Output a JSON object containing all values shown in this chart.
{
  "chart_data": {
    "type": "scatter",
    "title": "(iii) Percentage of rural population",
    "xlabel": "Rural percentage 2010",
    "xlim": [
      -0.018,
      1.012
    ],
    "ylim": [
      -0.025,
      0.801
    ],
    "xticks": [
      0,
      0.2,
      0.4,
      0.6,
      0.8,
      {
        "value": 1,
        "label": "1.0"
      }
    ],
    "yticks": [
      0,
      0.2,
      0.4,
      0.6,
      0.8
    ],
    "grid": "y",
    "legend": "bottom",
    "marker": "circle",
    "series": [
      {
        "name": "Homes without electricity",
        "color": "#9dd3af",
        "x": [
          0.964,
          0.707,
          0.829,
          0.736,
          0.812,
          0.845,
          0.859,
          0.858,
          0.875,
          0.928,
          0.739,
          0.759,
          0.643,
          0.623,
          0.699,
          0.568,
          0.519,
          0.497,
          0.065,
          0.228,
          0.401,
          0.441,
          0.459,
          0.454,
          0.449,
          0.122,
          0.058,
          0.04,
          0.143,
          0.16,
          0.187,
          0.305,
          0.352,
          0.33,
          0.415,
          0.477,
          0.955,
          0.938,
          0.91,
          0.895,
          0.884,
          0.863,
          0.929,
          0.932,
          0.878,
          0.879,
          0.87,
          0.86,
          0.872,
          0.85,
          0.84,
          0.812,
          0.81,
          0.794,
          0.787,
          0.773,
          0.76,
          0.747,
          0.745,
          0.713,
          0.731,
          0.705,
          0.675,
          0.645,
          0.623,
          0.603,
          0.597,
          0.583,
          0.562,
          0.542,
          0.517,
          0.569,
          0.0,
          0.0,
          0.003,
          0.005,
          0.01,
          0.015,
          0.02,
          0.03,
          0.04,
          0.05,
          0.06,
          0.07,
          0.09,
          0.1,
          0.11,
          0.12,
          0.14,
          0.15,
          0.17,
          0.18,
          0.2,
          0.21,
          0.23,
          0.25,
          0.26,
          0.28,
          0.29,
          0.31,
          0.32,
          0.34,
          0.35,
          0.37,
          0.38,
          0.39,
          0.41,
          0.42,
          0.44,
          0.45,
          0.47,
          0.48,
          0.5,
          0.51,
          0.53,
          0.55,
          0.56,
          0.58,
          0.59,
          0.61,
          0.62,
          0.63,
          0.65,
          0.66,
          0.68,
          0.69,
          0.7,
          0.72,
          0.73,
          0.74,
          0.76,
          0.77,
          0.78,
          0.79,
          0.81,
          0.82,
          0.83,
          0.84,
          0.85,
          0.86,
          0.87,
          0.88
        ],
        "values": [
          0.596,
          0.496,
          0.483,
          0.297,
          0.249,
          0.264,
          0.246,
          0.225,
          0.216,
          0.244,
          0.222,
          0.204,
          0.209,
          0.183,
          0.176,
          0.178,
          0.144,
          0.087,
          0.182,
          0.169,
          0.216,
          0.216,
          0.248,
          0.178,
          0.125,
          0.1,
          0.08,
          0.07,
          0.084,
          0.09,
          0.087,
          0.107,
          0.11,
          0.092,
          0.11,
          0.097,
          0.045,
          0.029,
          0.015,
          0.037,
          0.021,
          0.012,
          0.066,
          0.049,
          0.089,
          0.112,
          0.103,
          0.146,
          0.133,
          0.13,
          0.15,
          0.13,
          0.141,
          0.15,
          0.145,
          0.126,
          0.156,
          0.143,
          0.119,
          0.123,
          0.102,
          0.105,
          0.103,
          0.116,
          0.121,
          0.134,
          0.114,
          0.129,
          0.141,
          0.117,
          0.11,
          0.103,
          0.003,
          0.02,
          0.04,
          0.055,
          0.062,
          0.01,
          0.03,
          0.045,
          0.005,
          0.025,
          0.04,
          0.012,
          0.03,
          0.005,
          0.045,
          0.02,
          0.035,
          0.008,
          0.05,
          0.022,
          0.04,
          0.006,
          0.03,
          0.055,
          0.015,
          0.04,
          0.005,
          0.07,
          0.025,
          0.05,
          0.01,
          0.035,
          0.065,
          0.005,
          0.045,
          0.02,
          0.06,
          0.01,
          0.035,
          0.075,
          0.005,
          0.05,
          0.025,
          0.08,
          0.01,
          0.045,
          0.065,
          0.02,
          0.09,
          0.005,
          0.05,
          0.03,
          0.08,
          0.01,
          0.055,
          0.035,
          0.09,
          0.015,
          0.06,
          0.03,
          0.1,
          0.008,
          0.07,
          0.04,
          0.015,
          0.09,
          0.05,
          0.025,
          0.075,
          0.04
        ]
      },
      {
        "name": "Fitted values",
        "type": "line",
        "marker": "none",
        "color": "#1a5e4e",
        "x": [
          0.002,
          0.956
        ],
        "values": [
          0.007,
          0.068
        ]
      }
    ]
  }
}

════════════════════

— Given exercise —
Transcribe all lines as written.

— Output for this exercise —
Output a JSON object containing all values shown in this chart.
{
  "chart_data": {
    "type": "scatter",
    "title": "(iii) Percentage of rural population",
    "xlabel": "Rural percentage 2010",
    "xlim": [
      -0.018,
      1.012
    ],
    "ylim": [
      -0.025,
      0.801
    ],
    "xticks": [
      0,
      0.2,
      0.4,
      0.6,
      0.8,
      {
        "value": 1,
        "label": "1.0"
      }
    ],
    "yticks": [
      0,
      0.2,
      0.4,
      0.6,
      0.8
    ],
    "grid": "y",
    "legend": "bottom",
    "marker": "circle",
    "series": [
      {
        "name": "Homes without electricity",
        "color": "#9dd3af",
        "x": [
          0.964,
          0.707,
          0.829,
          0.736,
          0.812,
          0.845,
          0.859,
          0.858,
          0.875,
          0.928,
          0.739,
          0.759,
          0.643,
          0.623,
          0.699,
          0.568,
          0.519,
          0.497,
          0.065,
          0.228,
          0.401,
          0.441,
          0.459,
          0.454,
          0.449,
          0.122,
          0.058,
          0.04,
          0.143,
          0.16,
          0.187,
          0.305,
          0.352,
          0.33,
          0.415,
          0.477,
          0.955,
          0.938,
          0.91,
          0.895,
          0.884,
          0.863,
          0.929,
          0.932,
          0.878,
          0.879,
          0.87,
          0.86,
          0.872,
          0.85,
          0.84,
          0.812,
          0.81,
          0.794,
          0.787,
          0.773,
          0.76,
          0.747,
          0.745,
          0.713,
          0.731,
          0.705,
          0.675,
          0.645,
          0.623,
          0.603,
          0.597,
          0.583,
          0.562,
          0.542,
          0.517,
          0.569,
          0.0,
          0.0,
          0.003,
          0.005,
          0.01,
          0.015,
          0.02,
          0.03,
          0.04,
          0.05,
          0.06,
          0.07,
          0.09,
          0.1,
          0.11,
          0.12,
          0.14,
          0.15,
          0.17,
          0.18,
          0.2,
          0.21,
          0.23,
          0.25,
          0.26,
          0.28,
          0.29,
          0.31,
          0.32,
          0.34,
          0.35,
          0.37,
          0.38,
          0.39,
          0.41,
          0.42,
          0.44,
          0.45,
          0.47,
          0.48,
          0.5,
          0.51,
          0.53,
          0.55,
          0.56,
          0.58,
          0.59,
          0.61,
          0.62,
          0.63,
          0.65,
          0.66,
          0.68,
          0.69,
          0.7,
          0.72,
          0.73,
          0.74,
          0.76,
          0.77,
          0.78,
          0.79,
          0.81,
          0.82,
          0.83,
          0.84,
          0.85,
          0.86,
          0.87,
          0.88
        ],
        "values": [
          0.596,
          0.496,
          0.483,
          0.297,
          0.249,
          0.264,
          0.246,
          0.225,
          0.216,
          0.244,
          0.222,
          0.204,
          0.209,
          0.183,
          0.176,
          0.178,
          0.144,
          0.087,
          0.182,
          0.169,
          0.216,
          0.216,
          0.248,
          0.178,
          0.125,
          0.1,
          0.08,
          0.07,
          0.084,
          0.09,
          0.087,
          0.107,
          0.11,
          0.092,
          0.11,
          0.097,
          0.045,
          0.029,
          0.015,
          0.037,
          0.021,
          0.012,
          0.066,
          0.049,
          0.089,
          0.112,
          0.103,
          0.146,
          0.133,
          0.13,
          0.15,
          0.13,
          0.141,
          0.15,
          0.145,
          0.126,
          0.156,
          0.143,
          0.119,
          0.123,
          0.102,
          0.105,
          0.103,
          0.116,
          0.121,
          0.134,
          0.114,
          0.129,
          0.141,
          0.117,
          0.11,
          0.103,
          0.003,
          0.02,
          0.04,
          0.055,
          0.062,
          0.01,
          0.03,
          0.045,
          0.005,
          0.025,
          0.04,
          0.012,
          0.03,
          0.005,
          0.045,
          0.02,
          0.035,
          0.008,
          0.05,
          0.022,
          0.04,
          0.006,
          0.03,
          0.055,
          0.015,
          0.04,
          0.005,
          0.07,
          0.025,
          0.05,
          0.01,
          0.035,
          0.065,
          0.005,
          0.045,
          0.02,
          0.06,
          0.01,
          0.035,
          0.075,
          0.005,
          0.05,
          0.025,
          0.08,
          0.01,
          0.045,
          0.065,
          0.02,
          0.09,
          0.005,
          0.05,
          0.03,
          0.08,
          0.01,
          0.055,
          0.035,
          0.09,
          0.015,
          0.06,
          0.03,
          0.1,
          0.008,
          0.07,
          0.04,
          0.015,
          0.09,
          0.05,
          0.025,
          0.075,
          0.04
        ]
      },
      {
        "name": "Fitted values",
        "type": "line",
        "marker": "none",
        "color": "#1a5e4e",
        "x": [
          0.002,
          0.956
        ],
        "values": [
          0.007,
          0.068
        ]
      }
    ]
  }
}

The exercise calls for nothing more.